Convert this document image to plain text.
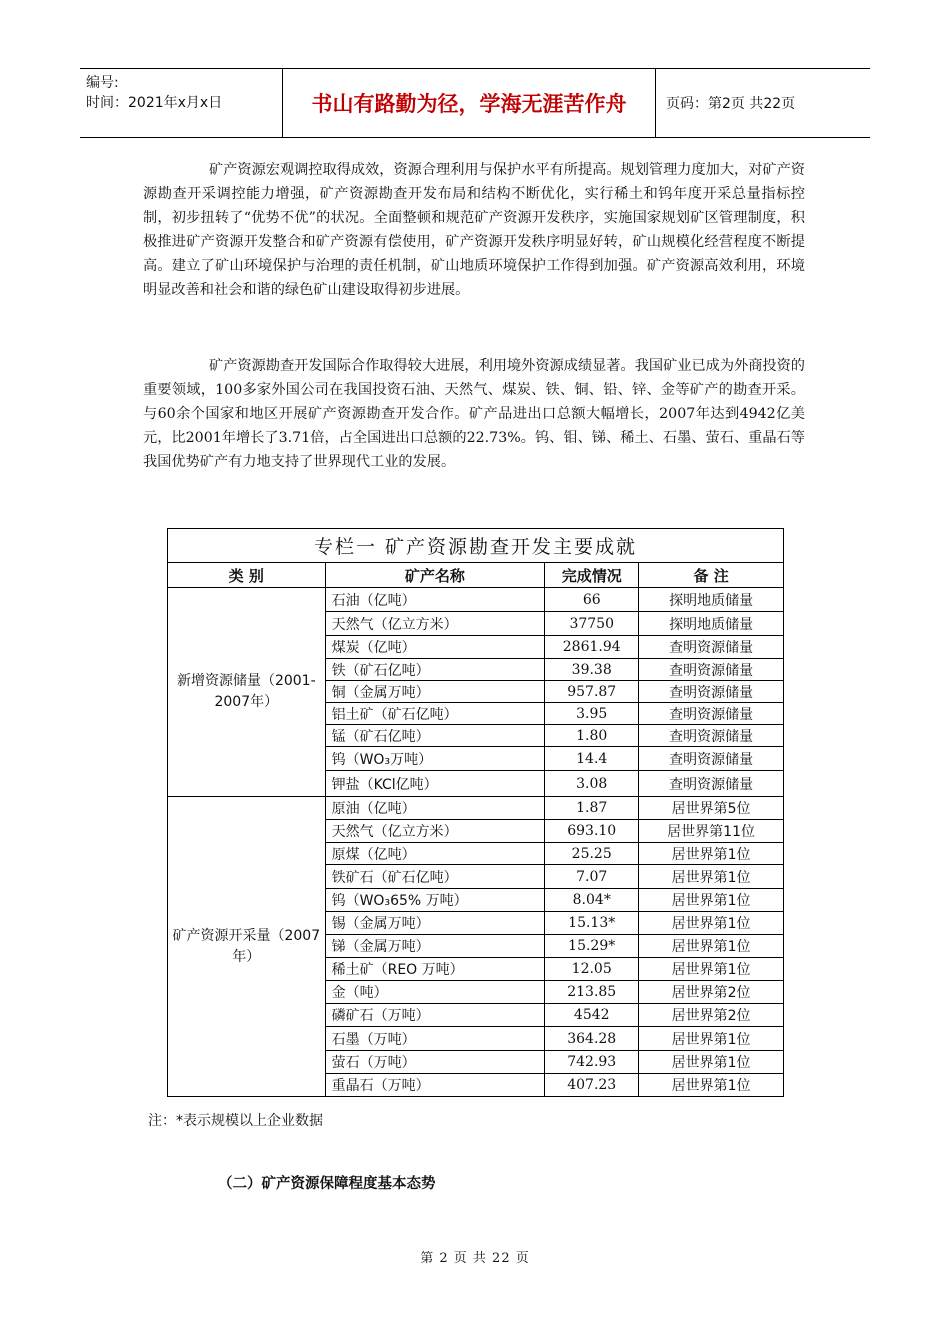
编号:
时间：2021年x月x日	书山有路勤为径，学海无涯苦作舟	页码：第2页 共22页

矿产资源宏观调控取得成效，资源合理利用与保护水平有所提高。规划管理力度加大，对矿产资源勘查开采调控能力增强，矿产资源勘查开发布局和结构不断优化，实行稀土和钨年度开采总量指标控制，初步扭转了“优势不优”的状况。全面整顿和规范矿产资源开发秩序，实施国家规划矿区管理制度，积极推进矿产资源开发整合和矿产资源有偿使用，矿产资源开发秩序明显好转，矿山规模化经营程度不断提高。建立了矿山环境保护与治理的责任机制，矿山地质环境保护工作得到加强。矿产资源高效利用，环境明显改善和社会和谐的绿色矿山建设取得初步进展。

矿产资源勘查开发国际合作取得较大进展，利用境外资源成绩显著。我国矿业已成为外商投资的重要领域，100多家外国公司在我国投资石油、天然气、煤炭、铁、铜、铅、锌、金等矿产的勘查开采。与60余个国家和地区开展矿产资源勘查开发合作。矿产品进出口总额大幅增长，2007年达到4942亿美元，比2001年增长了3.71倍，占全国进出口总额的22.73%。钨、钼、锑、稀土、石墨、萤石、重晶石等我国优势矿产有力地支持了世界现代工业的发展。

专栏一 矿产资源勘查开发主要成就			
类 别	矿产名称	完成情况	备 注
新增资源储量（2001-2007年）	石油（亿吨）	66	探明地质储量
	天然气（亿立方米）	37750	探明地质储量
	煤炭（亿吨）	2861.94	查明资源储量
	铁（矿石亿吨）	39.38	查明资源储量
	铜（金属万吨）	957.87	查明资源储量
	铝土矿（矿石亿吨）	3.95	查明资源储量
	锰（矿石亿吨）	1.80	查明资源储量
	钨（WO₃万吨）	14.4	查明资源储量
	钾盐（KCl亿吨）	3.08	查明资源储量
矿产资源开采量（2007年）	原油（亿吨）	1.87	居世界第5位
	天然气（亿立方米）	693.10	居世界第11位
	原煤（亿吨）	25.25	居世界第1位
	铁矿石（矿石亿吨）	7.07	居世界第1位
	钨（WO₃65% 万吨）	8.04*	居世界第1位
	锡（金属万吨）	15.13*	居世界第1位
	锑（金属万吨）	15.29*	居世界第1位
	稀土矿（REO 万吨）	12.05	居世界第1位
	金（吨）	213.85	居世界第2位
	磷矿石（万吨）	4542	居世界第2位
	石墨（万吨）	364.28	居世界第1位
	萤石（万吨）	742.93	居世界第1位
	重晶石（万吨）	407.23	居世界第1位
注：*表示规模以上企业数据
（二）矿产资源保障程度基本态势
第 2 页 共 22 页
- - - -
Omit the images and transcribe all of the records above word for word.

** EXERCISE RESULT **
Convert this document image to plain text.
编号:
时间：2021年x月x日	书山有路勤为径，学海无涯苦作舟	页码：第2页 共22页

矿产资源宏观调控取得成效，资源合理利用与保护水平有所提高。规划管理力度加大，对矿产资源勘查开采调控能力增强，矿产资源勘查开发布局和结构不断优化，实行稀土和钨年度开采总量指标控制，初步扭转了“优势不优”的状况。全面整顿和规范矿产资源开发秩序，实施国家规划矿区管理制度，积极推进矿产资源开发整合和矿产资源有偿使用，矿产资源开发秩序明显好转，矿山规模化经营程度不断提高。建立了矿山环境保护与治理的责任机制，矿山地质环境保护工作得到加强。矿产资源高效利用，环境明显改善和社会和谐的绿色矿山建设取得初步进展。

矿产资源勘查开发国际合作取得较大进展，利用境外资源成绩显著。我国矿业已成为外商投资的重要领域，100多家外国公司在我国投资石油、天然气、煤炭、铁、铜、铅、锌、金等矿产的勘查开采。与60余个国家和地区开展矿产资源勘查开发合作。矿产品进出口总额大幅增长，2007年达到4942亿美元，比2001年增长了3.71倍，占全国进出口总额的22.73%。钨、钼、锑、稀土、石墨、萤石、重晶石等我国优势矿产有力地支持了世界现代工业的发展。

专栏一 矿产资源勘查开发主要成就			
类 别	矿产名称	完成情况	备 注
新增资源储量（2001-2007年）	石油（亿吨）	66	探明地质储量
	天然气（亿立方米）	37750	探明地质储量
	煤炭（亿吨）	2861.94	查明资源储量
	铁（矿石亿吨）	39.38	查明资源储量
	铜（金属万吨）	957.87	查明资源储量
	铝土矿（矿石亿吨）	3.95	查明资源储量
	锰（矿石亿吨）	1.80	查明资源储量
	钨（WO₃万吨）	14.4	查明资源储量
	钾盐（KCl亿吨）	3.08	查明资源储量
矿产资源开采量（2007年）	原油（亿吨）	1.87	居世界第5位
	天然气（亿立方米）	693.10	居世界第11位
	原煤（亿吨）	25.25	居世界第1位
	铁矿石（矿石亿吨）	7.07	居世界第1位
	钨（WO₃65% 万吨）	8.04*	居世界第1位
	锡（金属万吨）	15.13*	居世界第1位
	锑（金属万吨）	15.29*	居世界第1位
	稀土矿（REO 万吨）	12.05	居世界第1位
	金（吨）	213.85	居世界第2位
	磷矿石（万吨）	4542	居世界第2位
	石墨（万吨）	364.28	居世界第1位
	萤石（万吨）	742.93	居世界第1位
	重晶石（万吨）	407.23	居世界第1位
注：*表示规模以上企业数据
（二）矿产资源保障程度基本态势
第 2 页 共 22 页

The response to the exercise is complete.